[start SUPPLIED RECORDS]

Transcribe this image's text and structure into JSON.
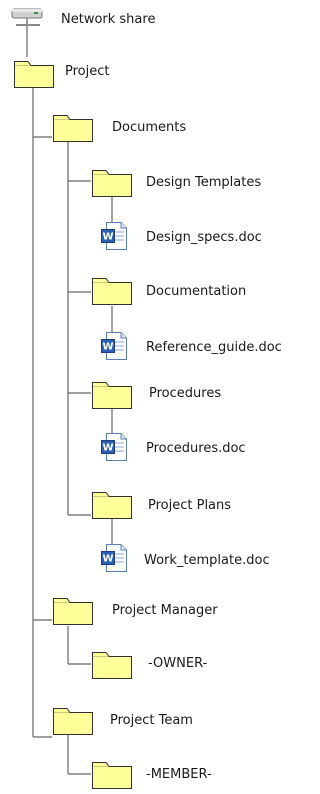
{
  "tree": {
    "root": {
      "label": "Network share",
      "icon": "network-drive-icon"
    },
    "nodes": [
      {
        "label": "Project",
        "icon": "folder-icon"
      },
      {
        "label": "Documents",
        "icon": "folder-icon"
      },
      {
        "label": "Design Templates",
        "icon": "folder-icon"
      },
      {
        "label": "Design_specs.doc",
        "icon": "word-document-icon"
      },
      {
        "label": "Documentation",
        "icon": "folder-icon"
      },
      {
        "label": "Reference_guide.doc",
        "icon": "word-document-icon"
      },
      {
        "label": "Procedures",
        "icon": "folder-icon"
      },
      {
        "label": "Procedures.doc",
        "icon": "word-document-icon"
      },
      {
        "label": "Project Plans",
        "icon": "folder-icon"
      },
      {
        "label": "Work_template.doc",
        "icon": "word-document-icon"
      },
      {
        "label": "Project Manager",
        "icon": "folder-icon"
      },
      {
        "label": "-OWNER-",
        "icon": "folder-icon"
      },
      {
        "label": "Project Team",
        "icon": "folder-icon"
      },
      {
        "label": "-MEMBER-",
        "icon": "folder-icon"
      }
    ],
    "colors": {
      "folder_fill": "#ffff99",
      "folder_stroke": "#333333",
      "connector": "#666666",
      "doc_blue": "#2b5fb4"
    }
  }
}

[end SUPPLIED RECORDS]

▶ PROMPT
Which lines contain the word "Project"? Copy each of them.

▶ EXERCISE RESPONSE
        "label": "Project",
        "label": "Project Plans",
        "label": "Project Manager",
        "label": "Project Team",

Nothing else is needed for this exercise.